### Exercise goal
Copy the data below exactly.

### Material provided
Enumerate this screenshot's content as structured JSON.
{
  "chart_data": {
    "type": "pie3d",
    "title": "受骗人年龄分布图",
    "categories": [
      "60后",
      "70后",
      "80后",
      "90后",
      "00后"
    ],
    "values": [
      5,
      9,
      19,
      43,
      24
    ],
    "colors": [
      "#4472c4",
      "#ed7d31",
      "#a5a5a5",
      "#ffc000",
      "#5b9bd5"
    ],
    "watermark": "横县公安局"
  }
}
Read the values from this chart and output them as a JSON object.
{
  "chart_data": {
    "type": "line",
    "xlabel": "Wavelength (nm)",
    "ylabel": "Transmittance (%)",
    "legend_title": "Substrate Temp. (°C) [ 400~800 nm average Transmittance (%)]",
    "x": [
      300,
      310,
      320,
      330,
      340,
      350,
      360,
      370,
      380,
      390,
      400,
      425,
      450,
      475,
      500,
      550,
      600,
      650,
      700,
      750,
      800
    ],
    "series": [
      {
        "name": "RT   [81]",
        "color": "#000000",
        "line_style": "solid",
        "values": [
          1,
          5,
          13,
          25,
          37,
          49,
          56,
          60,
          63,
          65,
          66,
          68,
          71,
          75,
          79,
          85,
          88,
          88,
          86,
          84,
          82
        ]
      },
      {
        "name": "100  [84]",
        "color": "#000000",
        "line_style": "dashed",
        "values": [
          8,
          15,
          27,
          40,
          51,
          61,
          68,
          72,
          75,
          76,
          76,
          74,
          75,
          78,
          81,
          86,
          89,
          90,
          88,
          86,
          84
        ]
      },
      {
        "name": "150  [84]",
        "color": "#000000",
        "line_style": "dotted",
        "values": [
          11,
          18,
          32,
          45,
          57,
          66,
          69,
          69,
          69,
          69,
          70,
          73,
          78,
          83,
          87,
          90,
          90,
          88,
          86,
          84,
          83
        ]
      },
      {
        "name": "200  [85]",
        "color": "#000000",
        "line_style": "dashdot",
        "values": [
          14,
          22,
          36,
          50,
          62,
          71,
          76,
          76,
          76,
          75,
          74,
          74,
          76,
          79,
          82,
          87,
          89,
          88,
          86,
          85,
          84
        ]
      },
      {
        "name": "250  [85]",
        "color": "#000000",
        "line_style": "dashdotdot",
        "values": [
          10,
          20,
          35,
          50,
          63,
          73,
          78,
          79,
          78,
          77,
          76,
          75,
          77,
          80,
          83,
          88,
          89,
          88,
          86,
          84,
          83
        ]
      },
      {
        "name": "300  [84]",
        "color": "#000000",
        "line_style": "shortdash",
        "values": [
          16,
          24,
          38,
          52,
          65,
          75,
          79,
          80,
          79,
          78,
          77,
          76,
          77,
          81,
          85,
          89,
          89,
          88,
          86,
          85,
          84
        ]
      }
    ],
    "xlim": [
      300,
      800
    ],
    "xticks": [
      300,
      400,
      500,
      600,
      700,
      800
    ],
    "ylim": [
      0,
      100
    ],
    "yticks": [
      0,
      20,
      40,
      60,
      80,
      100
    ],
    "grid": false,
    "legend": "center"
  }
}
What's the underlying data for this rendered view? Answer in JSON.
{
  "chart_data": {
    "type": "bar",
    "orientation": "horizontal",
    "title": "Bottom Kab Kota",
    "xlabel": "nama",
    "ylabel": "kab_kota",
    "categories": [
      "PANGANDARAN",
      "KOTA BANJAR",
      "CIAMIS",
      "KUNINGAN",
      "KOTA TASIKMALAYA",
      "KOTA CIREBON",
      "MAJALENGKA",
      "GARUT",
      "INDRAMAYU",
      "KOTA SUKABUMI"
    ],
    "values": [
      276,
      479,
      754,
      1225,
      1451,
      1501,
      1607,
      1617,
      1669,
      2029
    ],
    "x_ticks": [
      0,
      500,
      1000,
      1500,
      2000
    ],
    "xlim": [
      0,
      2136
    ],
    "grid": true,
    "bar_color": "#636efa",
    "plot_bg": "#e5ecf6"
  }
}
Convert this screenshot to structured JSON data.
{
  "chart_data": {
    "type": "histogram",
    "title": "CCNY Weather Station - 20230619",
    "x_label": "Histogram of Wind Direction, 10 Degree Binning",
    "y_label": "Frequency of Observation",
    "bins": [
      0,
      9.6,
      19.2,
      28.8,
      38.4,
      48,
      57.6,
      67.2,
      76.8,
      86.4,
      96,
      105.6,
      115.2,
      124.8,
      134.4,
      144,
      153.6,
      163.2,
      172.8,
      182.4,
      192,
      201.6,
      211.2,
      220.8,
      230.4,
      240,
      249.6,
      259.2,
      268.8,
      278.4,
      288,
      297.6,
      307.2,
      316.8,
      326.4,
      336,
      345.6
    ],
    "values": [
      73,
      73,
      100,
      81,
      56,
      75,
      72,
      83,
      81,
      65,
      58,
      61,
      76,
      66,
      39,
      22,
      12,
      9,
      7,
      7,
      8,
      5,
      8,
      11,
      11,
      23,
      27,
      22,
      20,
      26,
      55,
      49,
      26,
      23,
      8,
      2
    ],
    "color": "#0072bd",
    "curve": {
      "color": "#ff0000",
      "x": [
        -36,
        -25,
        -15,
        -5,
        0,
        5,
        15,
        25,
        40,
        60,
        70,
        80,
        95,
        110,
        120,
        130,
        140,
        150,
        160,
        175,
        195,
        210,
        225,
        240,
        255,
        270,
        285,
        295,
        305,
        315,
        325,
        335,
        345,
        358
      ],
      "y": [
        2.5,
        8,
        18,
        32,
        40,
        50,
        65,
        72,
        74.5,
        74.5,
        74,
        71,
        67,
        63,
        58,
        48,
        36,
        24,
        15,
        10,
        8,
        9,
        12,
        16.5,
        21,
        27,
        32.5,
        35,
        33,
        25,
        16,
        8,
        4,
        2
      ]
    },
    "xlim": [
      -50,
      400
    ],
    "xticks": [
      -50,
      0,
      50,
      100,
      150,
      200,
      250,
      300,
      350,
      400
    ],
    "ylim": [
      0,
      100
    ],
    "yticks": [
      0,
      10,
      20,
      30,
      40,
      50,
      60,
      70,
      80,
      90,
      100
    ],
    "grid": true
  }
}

### Final result
Enumerate this screenshot's content as structured JSON.
{
  "chart_data": {
    "type": "pie3d",
    "title": "受骗人年龄分布图",
    "categories": [
      "60后",
      "70后",
      "80后",
      "90后",
      "00后"
    ],
    "values": [
      5,
      9,
      19,
      43,
      24
    ],
    "colors": [
      "#4472c4",
      "#ed7d31",
      "#a5a5a5",
      "#ffc000",
      "#5b9bd5"
    ],
    "watermark": "横县公安局"
  }
}
Read the values from this chart and output them as a JSON object.
{
  "chart_data": {
    "type": "line",
    "xlabel": "Wavelength (nm)",
    "ylabel": "Transmittance (%)",
    "legend_title": "Substrate Temp. (°C) [ 400~800 nm average Transmittance (%)]",
    "x": [
      300,
      310,
      320,
      330,
      340,
      350,
      360,
      370,
      380,
      390,
      400,
      425,
      450,
      475,
      500,
      550,
      600,
      650,
      700,
      750,
      800
    ],
    "series": [
      {
        "name": "RT   [81]",
        "color": "#000000",
        "line_style": "solid",
        "values": [
          1,
          5,
          13,
          25,
          37,
          49,
          56,
          60,
          63,
          65,
          66,
          68,
          71,
          75,
          79,
          85,
          88,
          88,
          86,
          84,
          82
        ]
      },
      {
        "name": "100  [84]",
        "color": "#000000",
        "line_style": "dashed",
        "values": [
          8,
          15,
          27,
          40,
          51,
          61,
          68,
          72,
          75,
          76,
          76,
          74,
          75,
          78,
          81,
          86,
          89,
          90,
          88,
          86,
          84
        ]
      },
      {
        "name": "150  [84]",
        "color": "#000000",
        "line_style": "dotted",
        "values": [
          11,
          18,
          32,
          45,
          57,
          66,
          69,
          69,
          69,
          69,
          70,
          73,
          78,
          83,
          87,
          90,
          90,
          88,
          86,
          84,
          83
        ]
      },
      {
        "name": "200  [85]",
        "color": "#000000",
        "line_style": "dashdot",
        "values": [
          14,
          22,
          36,
          50,
          62,
          71,
          76,
          76,
          76,
          75,
          74,
          74,
          76,
          79,
          82,
          87,
          89,
          88,
          86,
          85,
          84
        ]
      },
      {
        "name": "250  [85]",
        "color": "#000000",
        "line_style": "dashdotdot",
        "values": [
          10,
          20,
          35,
          50,
          63,
          73,
          78,
          79,
          78,
          77,
          76,
          75,
          77,
          80,
          83,
          88,
          89,
          88,
          86,
          84,
          83
        ]
      },
      {
        "name": "300  [84]",
        "color": "#000000",
        "line_style": "shortdash",
        "values": [
          16,
          24,
          38,
          52,
          65,
          75,
          79,
          80,
          79,
          78,
          77,
          76,
          77,
          81,
          85,
          89,
          89,
          88,
          86,
          85,
          84
        ]
      }
    ],
    "xlim": [
      300,
      800
    ],
    "xticks": [
      300,
      400,
      500,
      600,
      700,
      800
    ],
    "ylim": [
      0,
      100
    ],
    "yticks": [
      0,
      20,
      40,
      60,
      80,
      100
    ],
    "grid": false,
    "legend": "center"
  }
}
What's the underlying data for this rendered view? Answer in JSON.
{
  "chart_data": {
    "type": "bar",
    "orientation": "horizontal",
    "title": "Bottom Kab Kota",
    "xlabel": "nama",
    "ylabel": "kab_kota",
    "categories": [
      "PANGANDARAN",
      "KOTA BANJAR",
      "CIAMIS",
      "KUNINGAN",
      "KOTA TASIKMALAYA",
      "KOTA CIREBON",
      "MAJALENGKA",
      "GARUT",
      "INDRAMAYU",
      "KOTA SUKABUMI"
    ],
    "values": [
      276,
      479,
      754,
      1225,
      1451,
      1501,
      1607,
      1617,
      1669,
      2029
    ],
    "x_ticks": [
      0,
      500,
      1000,
      1500,
      2000
    ],
    "xlim": [
      0,
      2136
    ],
    "grid": true,
    "bar_color": "#636efa",
    "plot_bg": "#e5ecf6"
  }
}
Convert this screenshot to structured JSON data.
{
  "chart_data": {
    "type": "histogram",
    "title": "CCNY Weather Station - 20230619",
    "x_label": "Histogram of Wind Direction, 10 Degree Binning",
    "y_label": "Frequency of Observation",
    "bins": [
      0,
      9.6,
      19.2,
      28.8,
      38.4,
      48,
      57.6,
      67.2,
      76.8,
      86.4,
      96,
      105.6,
      115.2,
      124.8,
      134.4,
      144,
      153.6,
      163.2,
      172.8,
      182.4,
      192,
      201.6,
      211.2,
      220.8,
      230.4,
      240,
      249.6,
      259.2,
      268.8,
      278.4,
      288,
      297.6,
      307.2,
      316.8,
      326.4,
      336,
      345.6
    ],
    "values": [
      73,
      73,
      100,
      81,
      56,
      75,
      72,
      83,
      81,
      65,
      58,
      61,
      76,
      66,
      39,
      22,
      12,
      9,
      7,
      7,
      8,
      5,
      8,
      11,
      11,
      23,
      27,
      22,
      20,
      26,
      55,
      49,
      26,
      23,
      8,
      2
    ],
    "color": "#0072bd",
    "curve": {
      "color": "#ff0000",
      "x": [
        -36,
        -25,
        -15,
        -5,
        0,
        5,
        15,
        25,
        40,
        60,
        70,
        80,
        95,
        110,
        120,
        130,
        140,
        150,
        160,
        175,
        195,
        210,
        225,
        240,
        255,
        270,
        285,
        295,
        305,
        315,
        325,
        335,
        345,
        358
      ],
      "y": [
        2.5,
        8,
        18,
        32,
        40,
        50,
        65,
        72,
        74.5,
        74.5,
        74,
        71,
        67,
        63,
        58,
        48,
        36,
        24,
        15,
        10,
        8,
        9,
        12,
        16.5,
        21,
        27,
        32.5,
        35,
        33,
        25,
        16,
        8,
        4,
        2
      ]
    },
    "xlim": [
      -50,
      400
    ],
    "xticks": [
      -50,
      0,
      50,
      100,
      150,
      200,
      250,
      300,
      350,
      400
    ],
    "ylim": [
      0,
      100
    ],
    "yticks": [
      0,
      10,
      20,
      30,
      40,
      50,
      60,
      70,
      80,
      90,
      100
    ],
    "grid": true
  }
}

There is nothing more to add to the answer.